:: GIVEN RECORDS ::
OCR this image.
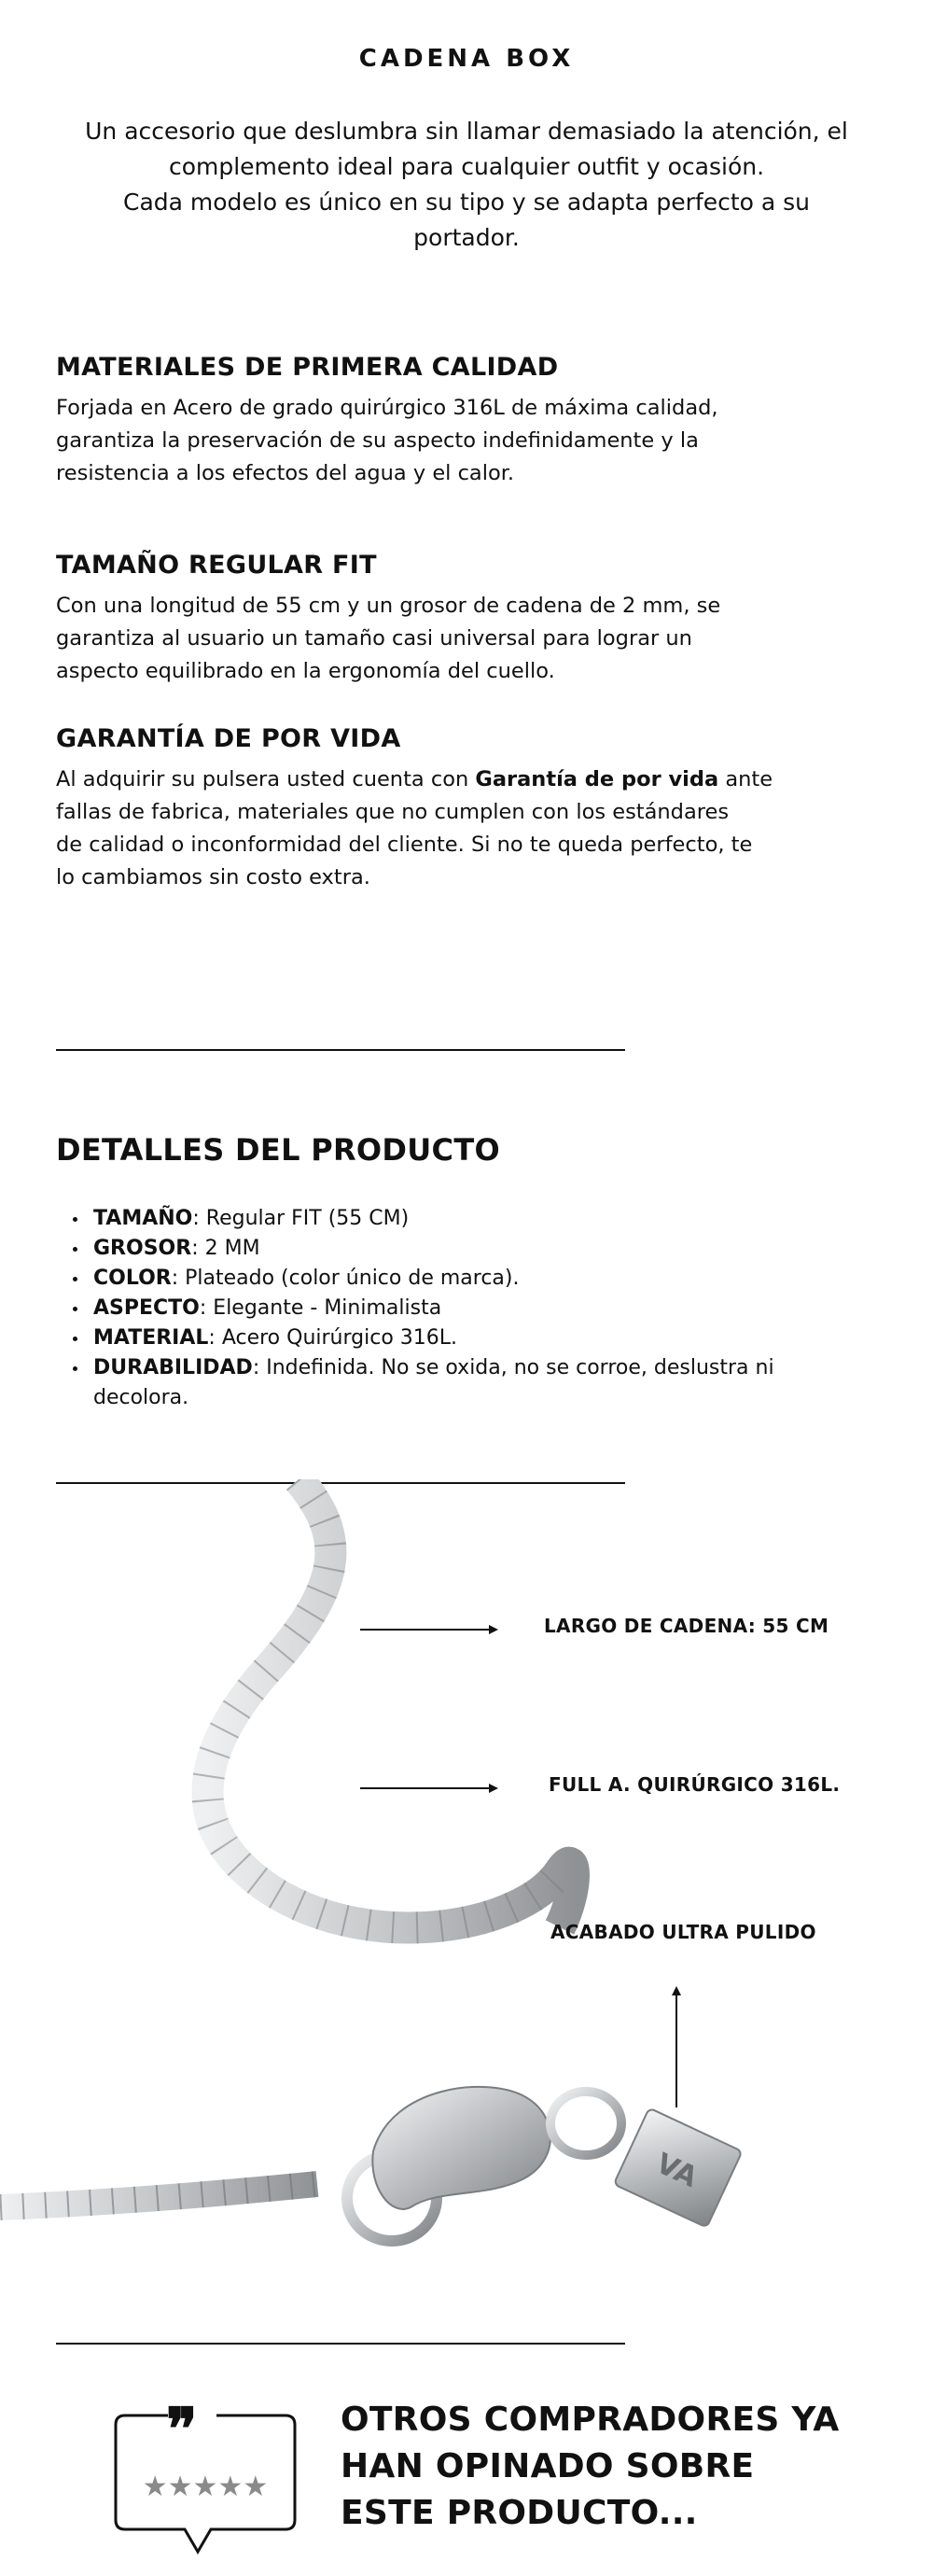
CADENA BOX
Un accesorio que deslumbra sin llamar demasiado la atención, el
complemento ideal para cualquier outfit y ocasión.
Cada modelo es único en su tipo y se adapta perfecto a su
portador.
MATERIALES DE PRIMERA CALIDAD
Forjada en Acero de grado quirúrgico 316L de máxima calidad,
garantiza la preservación de su aspecto indefinidamente y la
resistencia a los efectos del agua y el calor.
TAMAÑO REGULAR FIT
Con una longitud de 55 cm y un grosor de cadena de 2 mm, se
garantiza al usuario un tamaño casi universal para lograr un
aspecto equilibrado en la ergonomía del cuello.
GARANTÍA DE POR VIDA
Al adquirir su pulsera usted cuenta con Garantía de por vida ante
fallas de fabrica, materiales que no cumplen con los estándares
de calidad o inconformidad del cliente. Si no te queda perfecto, te
lo cambiamos sin costo extra.
DETALLES DEL PRODUCTO
TAMAÑO: Regular FIT (55 CM)
GROSOR: 2 MM
COLOR: Plateado (color único de marca).
ASPECTO: Elegante - Minimalista
MATERIAL: Acero Quirúrgico 316L.
DURABILIDAD: Indefinida. No se oxida, no se corroe, deslustra ni decolora.
VA
LARGO DE CADENA: 55 CM
FULL A. QUIRÚRGICO 316L.
ACABADO ULTRA PULIDO
❞
★★★★★
OTROS COMPRADORES YA
HAN OPINADO SOBRE
ESTE PRODUCTO...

:: EXERCISE DIRECTIONS ::
All the records need to be repeated exactly, with the images dropped.

:: ANSWER IN FULL ::
OCR this image.
CADENA BOX
Un accesorio que deslumbra sin llamar demasiado la atención, el
complemento ideal para cualquier outfit y ocasión.
Cada modelo es único en su tipo y se adapta perfecto a su
portador.
MATERIALES DE PRIMERA CALIDAD
Forjada en Acero de grado quirúrgico 316L de máxima calidad,
garantiza la preservación de su aspecto indefinidamente y la
resistencia a los efectos del agua y el calor.
TAMAÑO REGULAR FIT
Con una longitud de 55 cm y un grosor de cadena de 2 mm, se
garantiza al usuario un tamaño casi universal para lograr un
aspecto equilibrado en la ergonomía del cuello.
GARANTÍA DE POR VIDA
Al adquirir su pulsera usted cuenta con Garantía de por vida ante
fallas de fabrica, materiales que no cumplen con los estándares
de calidad o inconformidad del cliente. Si no te queda perfecto, te
lo cambiamos sin costo extra.
DETALLES DEL PRODUCTO
TAMAÑO: Regular FIT (55 CM)
GROSOR: 2 MM
COLOR: Plateado (color único de marca).
ASPECTO: Elegante - Minimalista
MATERIAL: Acero Quirúrgico 316L.
DURABILIDAD: Indefinida. No se oxida, no se corroe, deslustra ni decolora.
VA
LARGO DE CADENA: 55 CM
FULL A. QUIRÚRGICO 316L.
ACABADO ULTRA PULIDO
❞
★★★★★
OTROS COMPRADORES YA
HAN OPINADO SOBRE
ESTE PRODUCTO...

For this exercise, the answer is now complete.